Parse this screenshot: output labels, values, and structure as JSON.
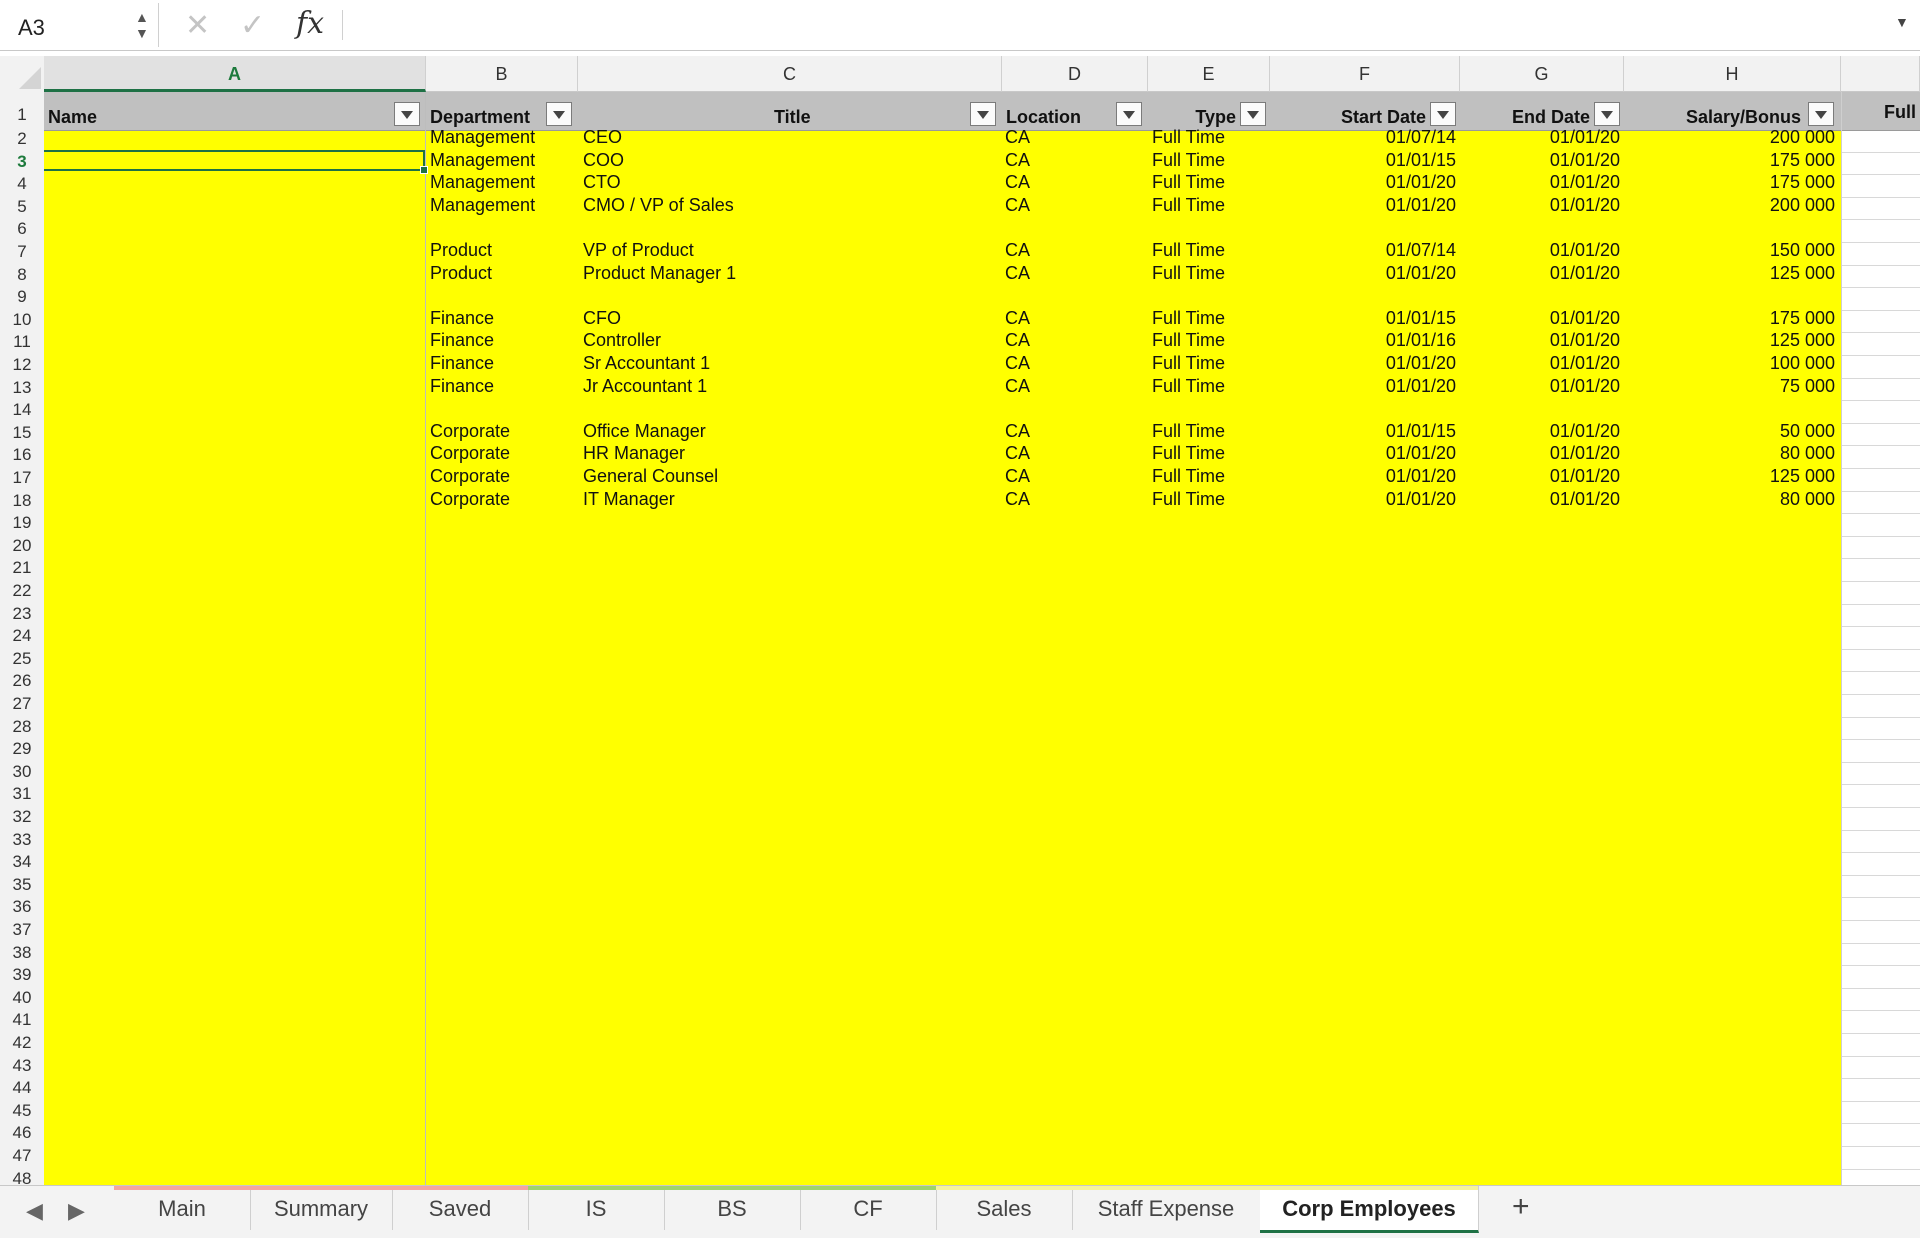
{
  "formula_bar": {
    "cell_ref": "A3",
    "formula": "",
    "fx_label": "fx"
  },
  "columns": [
    {
      "letter": "A",
      "header": "Name"
    },
    {
      "letter": "B",
      "header": "Department"
    },
    {
      "letter": "C",
      "header": "Title"
    },
    {
      "letter": "D",
      "header": "Location"
    },
    {
      "letter": "E",
      "header": "Type"
    },
    {
      "letter": "F",
      "header": "Start Date"
    },
    {
      "letter": "G",
      "header": "End Date"
    },
    {
      "letter": "H",
      "header": "Salary/Bonus"
    },
    {
      "letter": "",
      "header": "Full"
    }
  ],
  "selected_cell": "A3",
  "rows": [
    {
      "row": 2,
      "name": "",
      "department": "Management",
      "title": "CEO",
      "location": "CA",
      "type": "Full Time",
      "start": "01/07/14",
      "end": "01/01/20",
      "salary": "200 000"
    },
    {
      "row": 3,
      "name": "",
      "department": "Management",
      "title": "COO",
      "location": "CA",
      "type": "Full Time",
      "start": "01/01/15",
      "end": "01/01/20",
      "salary": "175 000"
    },
    {
      "row": 4,
      "name": "",
      "department": "Management",
      "title": "CTO",
      "location": "CA",
      "type": "Full Time",
      "start": "01/01/20",
      "end": "01/01/20",
      "salary": "175 000"
    },
    {
      "row": 5,
      "name": "",
      "department": "Management",
      "title": "CMO / VP of Sales",
      "location": "CA",
      "type": "Full Time",
      "start": "01/01/20",
      "end": "01/01/20",
      "salary": "200 000"
    },
    {
      "row": 7,
      "name": "",
      "department": "Product",
      "title": "VP of Product",
      "location": "CA",
      "type": "Full Time",
      "start": "01/07/14",
      "end": "01/01/20",
      "salary": "150 000"
    },
    {
      "row": 8,
      "name": "",
      "department": "Product",
      "title": "Product Manager 1",
      "location": "CA",
      "type": "Full Time",
      "start": "01/01/20",
      "end": "01/01/20",
      "salary": "125 000"
    },
    {
      "row": 10,
      "name": "",
      "department": "Finance",
      "title": "CFO",
      "location": "CA",
      "type": "Full Time",
      "start": "01/01/15",
      "end": "01/01/20",
      "salary": "175 000"
    },
    {
      "row": 11,
      "name": "",
      "department": "Finance",
      "title": "Controller",
      "location": "CA",
      "type": "Full Time",
      "start": "01/01/16",
      "end": "01/01/20",
      "salary": "125 000"
    },
    {
      "row": 12,
      "name": "",
      "department": "Finance",
      "title": "Sr Accountant 1",
      "location": "CA",
      "type": "Full Time",
      "start": "01/01/20",
      "end": "01/01/20",
      "salary": "100 000"
    },
    {
      "row": 13,
      "name": "",
      "department": "Finance",
      "title": "Jr Accountant 1",
      "location": "CA",
      "type": "Full Time",
      "start": "01/01/20",
      "end": "01/01/20",
      "salary": "75 000"
    },
    {
      "row": 15,
      "name": "",
      "department": "Corporate",
      "title": "Office Manager",
      "location": "CA",
      "type": "Full Time",
      "start": "01/01/15",
      "end": "01/01/20",
      "salary": "50 000"
    },
    {
      "row": 16,
      "name": "",
      "department": "Corporate",
      "title": "HR Manager",
      "location": "CA",
      "type": "Full Time",
      "start": "01/01/20",
      "end": "01/01/20",
      "salary": "80 000"
    },
    {
      "row": 17,
      "name": "",
      "department": "Corporate",
      "title": "General Counsel",
      "location": "CA",
      "type": "Full Time",
      "start": "01/01/20",
      "end": "01/01/20",
      "salary": "125 000"
    },
    {
      "row": 18,
      "name": "",
      "department": "Corporate",
      "title": "IT Manager",
      "location": "CA",
      "type": "Full Time",
      "start": "01/01/20",
      "end": "01/01/20",
      "salary": "80 000"
    }
  ],
  "row_numbers": [
    "1",
    "2",
    "3",
    "4",
    "5",
    "6",
    "7",
    "8",
    "9",
    "10",
    "11",
    "12",
    "13",
    "14",
    "15",
    "16",
    "17",
    "18",
    "19",
    "20",
    "21",
    "22",
    "23",
    "24",
    "25",
    "26",
    "27",
    "28",
    "29",
    "30",
    "31",
    "32",
    "33",
    "34",
    "35",
    "36",
    "37",
    "38",
    "39",
    "40",
    "41",
    "42",
    "43",
    "44",
    "45",
    "46",
    "47",
    "48"
  ],
  "sheet_tabs": [
    {
      "label": "Main",
      "color": "#f4a6a0",
      "active": false
    },
    {
      "label": "Summary",
      "color": "#f4a6a0",
      "active": false
    },
    {
      "label": "Saved",
      "color": "#f4a6a0",
      "active": false
    },
    {
      "label": "IS",
      "color": "#9fd36b",
      "active": false
    },
    {
      "label": "BS",
      "color": "#9fd36b",
      "active": false
    },
    {
      "label": "CF",
      "color": "#9fd36b",
      "active": false
    },
    {
      "label": "Sales",
      "color": "#f5f39b",
      "active": false
    },
    {
      "label": "Staff Expense",
      "color": "#f5f39b",
      "active": false
    },
    {
      "label": "Corp Employees",
      "color": "#f5f39b",
      "active": true
    }
  ],
  "add_sheet_label": "+",
  "colors": {
    "fill": "#ffff00",
    "header_fill": "#c0c0c0",
    "selection": "#1e7145"
  }
}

## Work to be completed
Restate the records above in full, word for word. Keep pictures out.

## Exercise solution
Parse this screenshot: output labels, values, and structure as JSON.
{
  "formula_bar": {
    "cell_ref": "A3",
    "formula": "",
    "fx_label": "fx"
  },
  "columns": [
    {
      "letter": "A",
      "header": "Name"
    },
    {
      "letter": "B",
      "header": "Department"
    },
    {
      "letter": "C",
      "header": "Title"
    },
    {
      "letter": "D",
      "header": "Location"
    },
    {
      "letter": "E",
      "header": "Type"
    },
    {
      "letter": "F",
      "header": "Start Date"
    },
    {
      "letter": "G",
      "header": "End Date"
    },
    {
      "letter": "H",
      "header": "Salary/Bonus"
    },
    {
      "letter": "",
      "header": "Full"
    }
  ],
  "selected_cell": "A3",
  "rows": [
    {
      "row": 2,
      "name": "",
      "department": "Management",
      "title": "CEO",
      "location": "CA",
      "type": "Full Time",
      "start": "01/07/14",
      "end": "01/01/20",
      "salary": "200 000"
    },
    {
      "row": 3,
      "name": "",
      "department": "Management",
      "title": "COO",
      "location": "CA",
      "type": "Full Time",
      "start": "01/01/15",
      "end": "01/01/20",
      "salary": "175 000"
    },
    {
      "row": 4,
      "name": "",
      "department": "Management",
      "title": "CTO",
      "location": "CA",
      "type": "Full Time",
      "start": "01/01/20",
      "end": "01/01/20",
      "salary": "175 000"
    },
    {
      "row": 5,
      "name": "",
      "department": "Management",
      "title": "CMO / VP of Sales",
      "location": "CA",
      "type": "Full Time",
      "start": "01/01/20",
      "end": "01/01/20",
      "salary": "200 000"
    },
    {
      "row": 7,
      "name": "",
      "department": "Product",
      "title": "VP of Product",
      "location": "CA",
      "type": "Full Time",
      "start": "01/07/14",
      "end": "01/01/20",
      "salary": "150 000"
    },
    {
      "row": 8,
      "name": "",
      "department": "Product",
      "title": "Product Manager 1",
      "location": "CA",
      "type": "Full Time",
      "start": "01/01/20",
      "end": "01/01/20",
      "salary": "125 000"
    },
    {
      "row": 10,
      "name": "",
      "department": "Finance",
      "title": "CFO",
      "location": "CA",
      "type": "Full Time",
      "start": "01/01/15",
      "end": "01/01/20",
      "salary": "175 000"
    },
    {
      "row": 11,
      "name": "",
      "department": "Finance",
      "title": "Controller",
      "location": "CA",
      "type": "Full Time",
      "start": "01/01/16",
      "end": "01/01/20",
      "salary": "125 000"
    },
    {
      "row": 12,
      "name": "",
      "department": "Finance",
      "title": "Sr Accountant 1",
      "location": "CA",
      "type": "Full Time",
      "start": "01/01/20",
      "end": "01/01/20",
      "salary": "100 000"
    },
    {
      "row": 13,
      "name": "",
      "department": "Finance",
      "title": "Jr Accountant 1",
      "location": "CA",
      "type": "Full Time",
      "start": "01/01/20",
      "end": "01/01/20",
      "salary": "75 000"
    },
    {
      "row": 15,
      "name": "",
      "department": "Corporate",
      "title": "Office Manager",
      "location": "CA",
      "type": "Full Time",
      "start": "01/01/15",
      "end": "01/01/20",
      "salary": "50 000"
    },
    {
      "row": 16,
      "name": "",
      "department": "Corporate",
      "title": "HR Manager",
      "location": "CA",
      "type": "Full Time",
      "start": "01/01/20",
      "end": "01/01/20",
      "salary": "80 000"
    },
    {
      "row": 17,
      "name": "",
      "department": "Corporate",
      "title": "General Counsel",
      "location": "CA",
      "type": "Full Time",
      "start": "01/01/20",
      "end": "01/01/20",
      "salary": "125 000"
    },
    {
      "row": 18,
      "name": "",
      "department": "Corporate",
      "title": "IT Manager",
      "location": "CA",
      "type": "Full Time",
      "start": "01/01/20",
      "end": "01/01/20",
      "salary": "80 000"
    }
  ],
  "row_numbers": [
    "1",
    "2",
    "3",
    "4",
    "5",
    "6",
    "7",
    "8",
    "9",
    "10",
    "11",
    "12",
    "13",
    "14",
    "15",
    "16",
    "17",
    "18",
    "19",
    "20",
    "21",
    "22",
    "23",
    "24",
    "25",
    "26",
    "27",
    "28",
    "29",
    "30",
    "31",
    "32",
    "33",
    "34",
    "35",
    "36",
    "37",
    "38",
    "39",
    "40",
    "41",
    "42",
    "43",
    "44",
    "45",
    "46",
    "47",
    "48"
  ],
  "sheet_tabs": [
    {
      "label": "Main",
      "color": "#f4a6a0",
      "active": false
    },
    {
      "label": "Summary",
      "color": "#f4a6a0",
      "active": false
    },
    {
      "label": "Saved",
      "color": "#f4a6a0",
      "active": false
    },
    {
      "label": "IS",
      "color": "#9fd36b",
      "active": false
    },
    {
      "label": "BS",
      "color": "#9fd36b",
      "active": false
    },
    {
      "label": "CF",
      "color": "#9fd36b",
      "active": false
    },
    {
      "label": "Sales",
      "color": "#f5f39b",
      "active": false
    },
    {
      "label": "Staff Expense",
      "color": "#f5f39b",
      "active": false
    },
    {
      "label": "Corp Employees",
      "color": "#f5f39b",
      "active": true
    }
  ],
  "add_sheet_label": "+",
  "colors": {
    "fill": "#ffff00",
    "header_fill": "#c0c0c0",
    "selection": "#1e7145"
  }
}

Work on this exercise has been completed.